:: SUPPLIED ENTRIES

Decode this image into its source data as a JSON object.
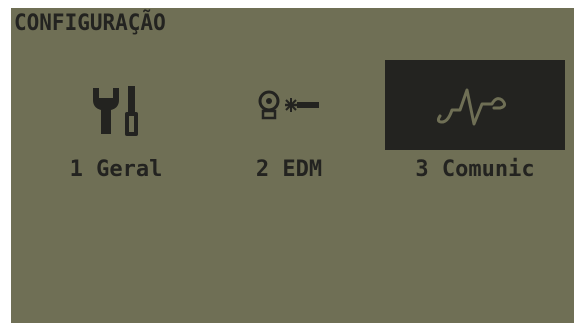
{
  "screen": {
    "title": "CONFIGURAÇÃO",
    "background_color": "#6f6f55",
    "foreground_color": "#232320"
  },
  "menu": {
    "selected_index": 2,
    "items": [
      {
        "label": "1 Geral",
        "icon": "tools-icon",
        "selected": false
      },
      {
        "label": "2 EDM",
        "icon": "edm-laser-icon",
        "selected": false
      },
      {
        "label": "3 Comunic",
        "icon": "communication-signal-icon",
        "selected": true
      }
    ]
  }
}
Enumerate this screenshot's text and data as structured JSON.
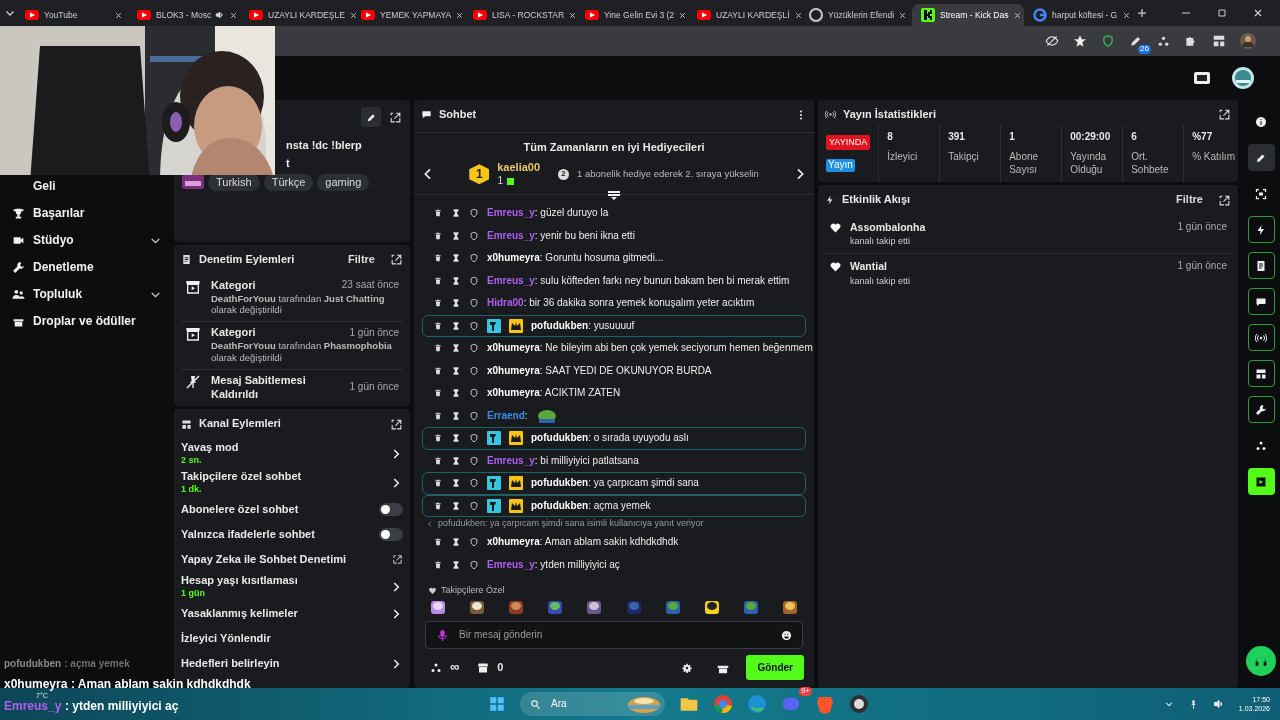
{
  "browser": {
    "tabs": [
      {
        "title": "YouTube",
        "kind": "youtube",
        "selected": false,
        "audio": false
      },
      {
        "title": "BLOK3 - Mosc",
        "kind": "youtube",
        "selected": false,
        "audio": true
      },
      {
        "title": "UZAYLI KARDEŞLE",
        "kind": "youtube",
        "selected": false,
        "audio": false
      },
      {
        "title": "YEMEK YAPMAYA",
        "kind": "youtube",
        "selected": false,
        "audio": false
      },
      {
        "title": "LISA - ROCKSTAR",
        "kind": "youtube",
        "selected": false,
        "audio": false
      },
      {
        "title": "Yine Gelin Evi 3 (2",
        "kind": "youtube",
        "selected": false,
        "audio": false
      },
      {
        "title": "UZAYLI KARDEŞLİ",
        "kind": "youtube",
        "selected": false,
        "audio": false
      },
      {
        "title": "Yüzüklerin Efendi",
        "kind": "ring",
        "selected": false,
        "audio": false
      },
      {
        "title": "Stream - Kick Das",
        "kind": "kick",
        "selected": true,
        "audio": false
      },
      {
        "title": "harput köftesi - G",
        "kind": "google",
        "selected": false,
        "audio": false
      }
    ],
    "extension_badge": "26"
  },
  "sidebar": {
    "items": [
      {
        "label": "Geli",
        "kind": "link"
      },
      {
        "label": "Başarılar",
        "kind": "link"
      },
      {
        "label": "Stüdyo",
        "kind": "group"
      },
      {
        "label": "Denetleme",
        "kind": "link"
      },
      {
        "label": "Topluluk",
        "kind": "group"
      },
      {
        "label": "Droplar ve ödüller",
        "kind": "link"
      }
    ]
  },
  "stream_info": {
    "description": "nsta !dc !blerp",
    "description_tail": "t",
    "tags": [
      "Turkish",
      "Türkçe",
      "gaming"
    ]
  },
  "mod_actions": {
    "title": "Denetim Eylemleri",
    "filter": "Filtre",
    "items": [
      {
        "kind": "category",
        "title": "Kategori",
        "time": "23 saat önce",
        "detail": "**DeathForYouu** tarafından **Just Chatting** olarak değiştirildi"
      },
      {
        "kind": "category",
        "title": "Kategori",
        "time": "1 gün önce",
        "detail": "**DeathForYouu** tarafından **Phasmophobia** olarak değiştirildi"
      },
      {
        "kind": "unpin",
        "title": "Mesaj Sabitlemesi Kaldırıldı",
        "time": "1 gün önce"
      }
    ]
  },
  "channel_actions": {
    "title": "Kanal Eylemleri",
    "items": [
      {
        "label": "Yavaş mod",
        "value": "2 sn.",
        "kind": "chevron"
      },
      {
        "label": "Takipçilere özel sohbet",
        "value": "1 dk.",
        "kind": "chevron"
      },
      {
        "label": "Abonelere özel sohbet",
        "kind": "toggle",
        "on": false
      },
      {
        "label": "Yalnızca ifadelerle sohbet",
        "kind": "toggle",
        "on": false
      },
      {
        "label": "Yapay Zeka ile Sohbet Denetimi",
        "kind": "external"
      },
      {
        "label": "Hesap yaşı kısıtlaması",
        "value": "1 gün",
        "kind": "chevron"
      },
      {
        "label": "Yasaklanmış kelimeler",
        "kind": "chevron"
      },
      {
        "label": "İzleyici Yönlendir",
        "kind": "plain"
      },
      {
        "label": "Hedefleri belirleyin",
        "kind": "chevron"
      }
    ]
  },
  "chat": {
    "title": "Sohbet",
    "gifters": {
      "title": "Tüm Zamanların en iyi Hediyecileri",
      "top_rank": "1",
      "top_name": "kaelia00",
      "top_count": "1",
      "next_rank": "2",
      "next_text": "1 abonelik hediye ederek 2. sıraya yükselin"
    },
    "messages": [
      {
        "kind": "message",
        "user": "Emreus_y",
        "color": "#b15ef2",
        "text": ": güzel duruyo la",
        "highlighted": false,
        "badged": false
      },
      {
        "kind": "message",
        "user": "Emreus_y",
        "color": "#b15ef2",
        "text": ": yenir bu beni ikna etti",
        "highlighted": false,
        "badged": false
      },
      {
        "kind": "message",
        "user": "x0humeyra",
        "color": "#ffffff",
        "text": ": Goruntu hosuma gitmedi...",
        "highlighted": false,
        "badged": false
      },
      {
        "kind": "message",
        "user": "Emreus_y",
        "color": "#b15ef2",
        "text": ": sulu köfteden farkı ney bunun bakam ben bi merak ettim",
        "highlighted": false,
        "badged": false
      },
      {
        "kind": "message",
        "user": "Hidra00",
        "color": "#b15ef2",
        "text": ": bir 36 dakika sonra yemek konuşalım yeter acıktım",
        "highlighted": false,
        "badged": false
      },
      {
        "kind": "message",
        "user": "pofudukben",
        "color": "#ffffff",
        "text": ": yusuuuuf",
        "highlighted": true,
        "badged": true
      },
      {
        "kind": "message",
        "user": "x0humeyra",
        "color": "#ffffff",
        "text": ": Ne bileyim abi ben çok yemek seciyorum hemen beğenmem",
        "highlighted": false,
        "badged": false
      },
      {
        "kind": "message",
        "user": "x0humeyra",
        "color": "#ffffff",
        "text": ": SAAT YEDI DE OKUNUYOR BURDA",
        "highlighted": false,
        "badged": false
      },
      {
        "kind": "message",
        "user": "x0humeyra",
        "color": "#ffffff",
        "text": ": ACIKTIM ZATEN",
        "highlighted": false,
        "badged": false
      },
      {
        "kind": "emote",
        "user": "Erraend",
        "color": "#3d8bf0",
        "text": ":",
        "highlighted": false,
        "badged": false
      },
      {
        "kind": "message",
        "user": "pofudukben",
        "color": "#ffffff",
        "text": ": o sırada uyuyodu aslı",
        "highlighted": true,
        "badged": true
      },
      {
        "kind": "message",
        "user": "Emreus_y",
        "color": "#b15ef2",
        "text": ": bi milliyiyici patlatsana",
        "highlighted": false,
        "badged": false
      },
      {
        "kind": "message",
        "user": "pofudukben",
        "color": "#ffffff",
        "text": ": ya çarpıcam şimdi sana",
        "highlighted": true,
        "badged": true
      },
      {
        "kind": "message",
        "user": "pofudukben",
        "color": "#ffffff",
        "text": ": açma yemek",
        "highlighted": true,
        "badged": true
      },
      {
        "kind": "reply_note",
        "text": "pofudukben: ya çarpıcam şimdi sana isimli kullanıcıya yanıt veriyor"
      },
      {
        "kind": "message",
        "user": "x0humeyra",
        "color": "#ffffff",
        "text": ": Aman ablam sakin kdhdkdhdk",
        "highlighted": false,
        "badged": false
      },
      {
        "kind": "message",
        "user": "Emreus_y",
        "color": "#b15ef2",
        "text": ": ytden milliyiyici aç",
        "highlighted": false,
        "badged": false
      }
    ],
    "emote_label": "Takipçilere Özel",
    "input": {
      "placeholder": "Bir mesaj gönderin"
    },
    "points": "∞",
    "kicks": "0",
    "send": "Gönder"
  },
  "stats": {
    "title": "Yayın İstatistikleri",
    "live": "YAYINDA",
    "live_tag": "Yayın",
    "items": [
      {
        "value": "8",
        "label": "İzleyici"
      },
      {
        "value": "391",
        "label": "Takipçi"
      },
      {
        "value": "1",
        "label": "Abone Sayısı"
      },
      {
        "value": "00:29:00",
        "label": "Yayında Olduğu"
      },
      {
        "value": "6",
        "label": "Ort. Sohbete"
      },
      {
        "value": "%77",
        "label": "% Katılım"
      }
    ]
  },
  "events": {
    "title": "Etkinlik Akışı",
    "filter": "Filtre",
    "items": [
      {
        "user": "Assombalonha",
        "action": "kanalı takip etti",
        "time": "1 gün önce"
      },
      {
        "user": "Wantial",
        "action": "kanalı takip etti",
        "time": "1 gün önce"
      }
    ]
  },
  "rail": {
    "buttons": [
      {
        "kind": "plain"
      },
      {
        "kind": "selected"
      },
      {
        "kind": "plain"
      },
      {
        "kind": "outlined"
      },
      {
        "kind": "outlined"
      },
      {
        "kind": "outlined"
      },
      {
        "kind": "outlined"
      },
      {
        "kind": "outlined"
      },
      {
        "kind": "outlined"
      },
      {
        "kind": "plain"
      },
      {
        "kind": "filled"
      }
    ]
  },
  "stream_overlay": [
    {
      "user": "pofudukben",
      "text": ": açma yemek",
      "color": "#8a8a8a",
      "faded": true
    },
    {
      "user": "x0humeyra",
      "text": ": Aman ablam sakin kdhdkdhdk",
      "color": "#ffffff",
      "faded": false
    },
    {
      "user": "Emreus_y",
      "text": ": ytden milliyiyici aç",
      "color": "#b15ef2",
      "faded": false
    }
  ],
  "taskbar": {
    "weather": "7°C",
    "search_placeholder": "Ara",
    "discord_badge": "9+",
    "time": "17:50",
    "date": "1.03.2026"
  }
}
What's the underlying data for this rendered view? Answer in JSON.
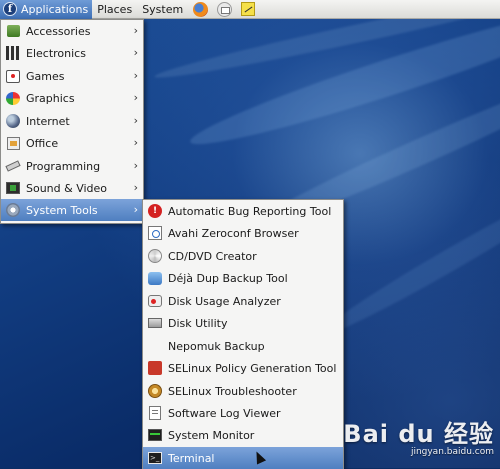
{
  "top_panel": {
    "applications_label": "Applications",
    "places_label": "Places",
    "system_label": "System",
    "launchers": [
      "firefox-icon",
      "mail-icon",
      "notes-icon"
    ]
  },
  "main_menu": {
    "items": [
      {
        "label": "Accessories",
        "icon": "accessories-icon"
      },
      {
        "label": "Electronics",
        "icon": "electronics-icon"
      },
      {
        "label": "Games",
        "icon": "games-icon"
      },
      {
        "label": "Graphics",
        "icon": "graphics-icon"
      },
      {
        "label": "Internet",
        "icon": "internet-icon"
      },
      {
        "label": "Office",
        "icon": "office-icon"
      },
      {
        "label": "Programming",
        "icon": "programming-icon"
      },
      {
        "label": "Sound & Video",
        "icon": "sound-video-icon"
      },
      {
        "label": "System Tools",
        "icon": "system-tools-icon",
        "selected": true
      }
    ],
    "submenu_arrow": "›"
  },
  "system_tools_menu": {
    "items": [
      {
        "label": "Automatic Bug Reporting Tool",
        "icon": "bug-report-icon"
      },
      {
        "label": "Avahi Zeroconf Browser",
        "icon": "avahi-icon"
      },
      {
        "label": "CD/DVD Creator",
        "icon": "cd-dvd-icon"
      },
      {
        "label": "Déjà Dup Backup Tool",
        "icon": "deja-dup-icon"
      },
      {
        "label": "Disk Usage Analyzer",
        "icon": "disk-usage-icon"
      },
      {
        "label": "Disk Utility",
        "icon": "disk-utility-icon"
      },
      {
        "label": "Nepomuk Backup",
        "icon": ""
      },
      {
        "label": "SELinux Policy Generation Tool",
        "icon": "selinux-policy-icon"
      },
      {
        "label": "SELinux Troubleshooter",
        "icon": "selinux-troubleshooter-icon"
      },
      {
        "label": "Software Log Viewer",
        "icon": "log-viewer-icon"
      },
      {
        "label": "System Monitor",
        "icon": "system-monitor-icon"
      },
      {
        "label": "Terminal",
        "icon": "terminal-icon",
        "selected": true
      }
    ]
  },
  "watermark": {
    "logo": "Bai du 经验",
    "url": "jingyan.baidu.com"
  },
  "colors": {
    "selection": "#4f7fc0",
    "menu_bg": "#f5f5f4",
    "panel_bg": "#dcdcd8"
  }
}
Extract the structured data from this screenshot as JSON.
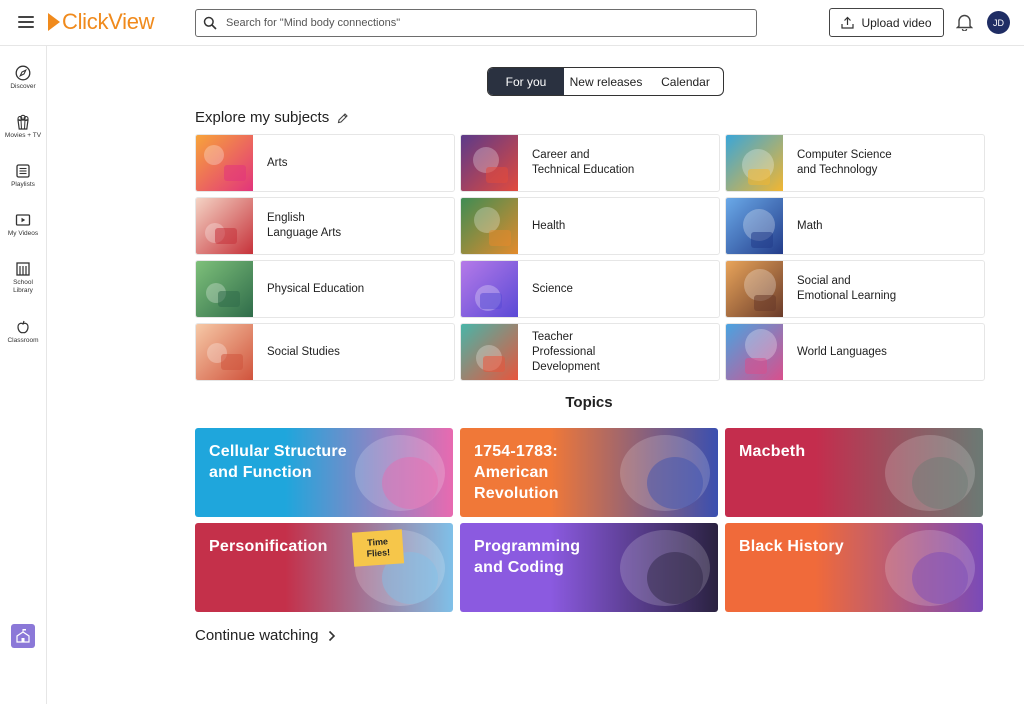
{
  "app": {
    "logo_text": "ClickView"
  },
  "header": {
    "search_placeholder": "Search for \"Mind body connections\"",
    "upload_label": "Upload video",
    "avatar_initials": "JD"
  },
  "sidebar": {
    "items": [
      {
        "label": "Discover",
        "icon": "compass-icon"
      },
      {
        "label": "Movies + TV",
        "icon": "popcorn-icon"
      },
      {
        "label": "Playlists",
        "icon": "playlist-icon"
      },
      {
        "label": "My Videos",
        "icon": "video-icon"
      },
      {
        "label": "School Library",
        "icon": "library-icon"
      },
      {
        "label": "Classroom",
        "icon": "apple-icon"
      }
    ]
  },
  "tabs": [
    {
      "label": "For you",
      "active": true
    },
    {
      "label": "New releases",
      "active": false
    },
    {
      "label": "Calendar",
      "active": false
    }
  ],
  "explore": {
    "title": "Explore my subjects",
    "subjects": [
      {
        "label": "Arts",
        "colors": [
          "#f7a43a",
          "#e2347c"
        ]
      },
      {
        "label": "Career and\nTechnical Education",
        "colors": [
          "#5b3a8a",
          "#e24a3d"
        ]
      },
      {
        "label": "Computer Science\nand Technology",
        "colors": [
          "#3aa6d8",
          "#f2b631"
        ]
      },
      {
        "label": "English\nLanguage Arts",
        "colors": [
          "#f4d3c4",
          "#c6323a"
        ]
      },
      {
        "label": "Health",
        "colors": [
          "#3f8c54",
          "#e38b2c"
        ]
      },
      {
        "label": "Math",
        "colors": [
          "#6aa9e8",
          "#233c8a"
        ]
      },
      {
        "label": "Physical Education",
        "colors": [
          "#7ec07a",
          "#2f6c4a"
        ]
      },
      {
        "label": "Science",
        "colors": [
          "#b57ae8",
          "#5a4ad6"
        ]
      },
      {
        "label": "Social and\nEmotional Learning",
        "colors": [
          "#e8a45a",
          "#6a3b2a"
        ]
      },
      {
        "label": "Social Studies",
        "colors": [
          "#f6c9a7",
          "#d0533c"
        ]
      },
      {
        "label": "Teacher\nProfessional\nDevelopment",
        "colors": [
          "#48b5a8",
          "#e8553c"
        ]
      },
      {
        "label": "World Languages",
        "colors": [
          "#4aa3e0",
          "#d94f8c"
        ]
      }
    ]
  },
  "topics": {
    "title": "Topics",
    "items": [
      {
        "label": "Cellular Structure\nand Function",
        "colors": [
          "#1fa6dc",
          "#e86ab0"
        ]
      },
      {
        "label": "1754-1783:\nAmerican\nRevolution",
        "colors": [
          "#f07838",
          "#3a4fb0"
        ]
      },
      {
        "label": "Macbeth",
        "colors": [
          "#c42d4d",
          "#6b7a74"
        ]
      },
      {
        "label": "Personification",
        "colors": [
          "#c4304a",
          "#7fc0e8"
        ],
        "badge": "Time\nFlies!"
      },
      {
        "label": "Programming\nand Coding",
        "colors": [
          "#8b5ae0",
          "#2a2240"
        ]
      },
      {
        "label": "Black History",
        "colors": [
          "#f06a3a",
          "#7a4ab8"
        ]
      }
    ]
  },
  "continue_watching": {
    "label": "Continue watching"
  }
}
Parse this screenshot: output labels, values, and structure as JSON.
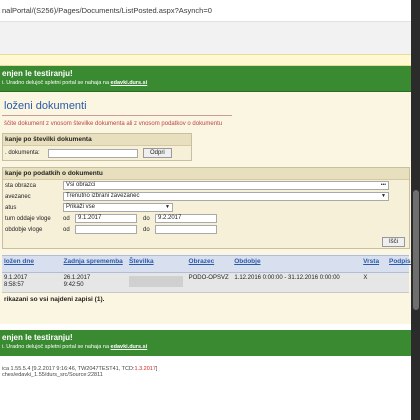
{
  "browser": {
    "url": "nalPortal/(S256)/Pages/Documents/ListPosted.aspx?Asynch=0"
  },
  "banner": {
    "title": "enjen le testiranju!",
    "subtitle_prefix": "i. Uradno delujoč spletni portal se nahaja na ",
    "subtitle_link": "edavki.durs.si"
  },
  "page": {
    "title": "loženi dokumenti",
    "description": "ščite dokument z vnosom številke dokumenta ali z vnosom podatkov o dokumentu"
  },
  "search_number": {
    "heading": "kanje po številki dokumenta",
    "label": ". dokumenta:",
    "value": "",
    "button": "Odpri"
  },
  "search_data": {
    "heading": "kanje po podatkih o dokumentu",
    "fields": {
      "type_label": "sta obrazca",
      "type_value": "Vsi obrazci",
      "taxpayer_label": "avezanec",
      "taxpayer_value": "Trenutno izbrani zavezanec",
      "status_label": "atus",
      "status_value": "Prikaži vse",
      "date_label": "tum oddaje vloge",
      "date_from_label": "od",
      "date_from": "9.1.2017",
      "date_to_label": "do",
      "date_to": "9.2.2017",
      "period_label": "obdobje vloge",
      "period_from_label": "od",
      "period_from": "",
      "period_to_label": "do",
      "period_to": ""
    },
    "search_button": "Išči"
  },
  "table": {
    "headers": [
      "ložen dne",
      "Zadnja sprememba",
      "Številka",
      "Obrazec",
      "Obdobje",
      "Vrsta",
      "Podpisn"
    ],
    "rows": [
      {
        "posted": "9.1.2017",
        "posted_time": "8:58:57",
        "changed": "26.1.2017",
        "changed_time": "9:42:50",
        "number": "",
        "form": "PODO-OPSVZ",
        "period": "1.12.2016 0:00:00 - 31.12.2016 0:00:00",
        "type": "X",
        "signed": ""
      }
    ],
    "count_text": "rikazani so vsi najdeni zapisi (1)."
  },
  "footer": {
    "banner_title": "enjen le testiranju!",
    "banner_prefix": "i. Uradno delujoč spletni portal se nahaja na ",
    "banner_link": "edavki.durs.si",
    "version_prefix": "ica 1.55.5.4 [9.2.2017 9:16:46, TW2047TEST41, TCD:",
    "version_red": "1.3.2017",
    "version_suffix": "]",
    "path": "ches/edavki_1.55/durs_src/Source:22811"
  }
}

::::

The answer is a single number: how many lines include the word "heading"?

2